Work to do:
Wherever "GASKET" appears in a line, copy that line.

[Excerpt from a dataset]
● ● ● ● ● ● ●
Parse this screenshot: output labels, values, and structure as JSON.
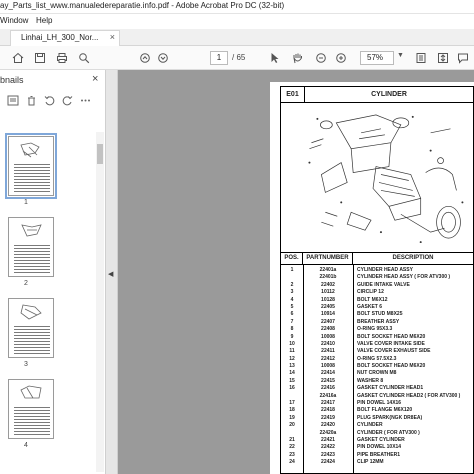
{
  "window": {
    "title": "ay_Parts_list_www.manualedereparatie.info.pdf - Adobe Acrobat Pro DC (32-bit)"
  },
  "menu": {
    "items": [
      "Window",
      "Help"
    ]
  },
  "tabs": {
    "active_label": "Linhai_LH_300_Nor...",
    "close_glyph": "×"
  },
  "toolbar": {
    "page_current": "1",
    "page_total": "/ 65",
    "zoom": "57%"
  },
  "nav": {
    "title": "bnails",
    "close_glyph": "×",
    "thumbnails": [
      "1",
      "2",
      "3",
      "4"
    ]
  },
  "document": {
    "section_code": "E01",
    "section_title": "CYLINDER",
    "columns": {
      "pos": "POS.",
      "partnumber": "PARTNUMBER",
      "description": "DESCRIPTION"
    },
    "parts": [
      {
        "pos": "1",
        "pn": "22401a",
        "desc": "CYLINDER HEAD ASSY"
      },
      {
        "pos": "",
        "pn": "22401b",
        "desc": "CYLINDER HEAD ASSY   ( FOR ATV300 )"
      },
      {
        "pos": "2",
        "pn": "22402",
        "desc": "GUIDE INTAKE VALVE"
      },
      {
        "pos": "3",
        "pn": "10112",
        "desc": "CIRCLIP 12"
      },
      {
        "pos": "4",
        "pn": "10128",
        "desc": "BOLT M6X12"
      },
      {
        "pos": "5",
        "pn": "22405",
        "desc": "GASKET 6"
      },
      {
        "pos": "6",
        "pn": "10914",
        "desc": "BOLT STUD M8X25"
      },
      {
        "pos": "7",
        "pn": "22407",
        "desc": "BREATHER ASSY"
      },
      {
        "pos": "8",
        "pn": "22408",
        "desc": "O-RING 95X3.3"
      },
      {
        "pos": "9",
        "pn": "10008",
        "desc": "BOLT SOCKET HEAD M6X20"
      },
      {
        "pos": "10",
        "pn": "22410",
        "desc": "VALVE COVER INTAKE SIDE"
      },
      {
        "pos": "11",
        "pn": "22411",
        "desc": "VALVE COVER EXHAUST SIDE"
      },
      {
        "pos": "12",
        "pn": "22412",
        "desc": "O-RING 57.5X2.3"
      },
      {
        "pos": "13",
        "pn": "10008",
        "desc": "BOLT SOCKET HEAD M6X20"
      },
      {
        "pos": "14",
        "pn": "22414",
        "desc": "NUT CROWN M8"
      },
      {
        "pos": "15",
        "pn": "22415",
        "desc": "WASHER 8"
      },
      {
        "pos": "16",
        "pn": "22416",
        "desc": "GASKET CYLINDER HEAD1"
      },
      {
        "pos": "",
        "pn": "22416a",
        "desc": "GASKET CYLINDER HEAD2   ( FOR ATV300 )"
      },
      {
        "pos": "17",
        "pn": "22417",
        "desc": "PIN DOWEL 14X16"
      },
      {
        "pos": "18",
        "pn": "22418",
        "desc": "BOLT FLANGE M6X120"
      },
      {
        "pos": "19",
        "pn": "22419",
        "desc": "PLUG SPARK(NGK DR8EA)"
      },
      {
        "pos": "20",
        "pn": "22420",
        "desc": "CYLINDER"
      },
      {
        "pos": "",
        "pn": "22420a",
        "desc": "CYLINDER   ( FOR ATV300 )"
      },
      {
        "pos": "21",
        "pn": "22421",
        "desc": "GASKET CYLINDER"
      },
      {
        "pos": "22",
        "pn": "22422",
        "desc": "PIN DOWEL 10X14"
      },
      {
        "pos": "23",
        "pn": "22423",
        "desc": "PIPE BREATHER1"
      },
      {
        "pos": "24",
        "pn": "22424",
        "desc": "CLIP 12MM"
      }
    ]
  }
}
● ● ● ● ● ● ●
The answer:
        "desc": "GASKET 6"
        "desc": "GASKET CYLINDER HEAD1"
        "desc": "GASKET CYLINDER HEAD2   ( FOR ATV300 )"
        "desc": "GASKET CYLINDER"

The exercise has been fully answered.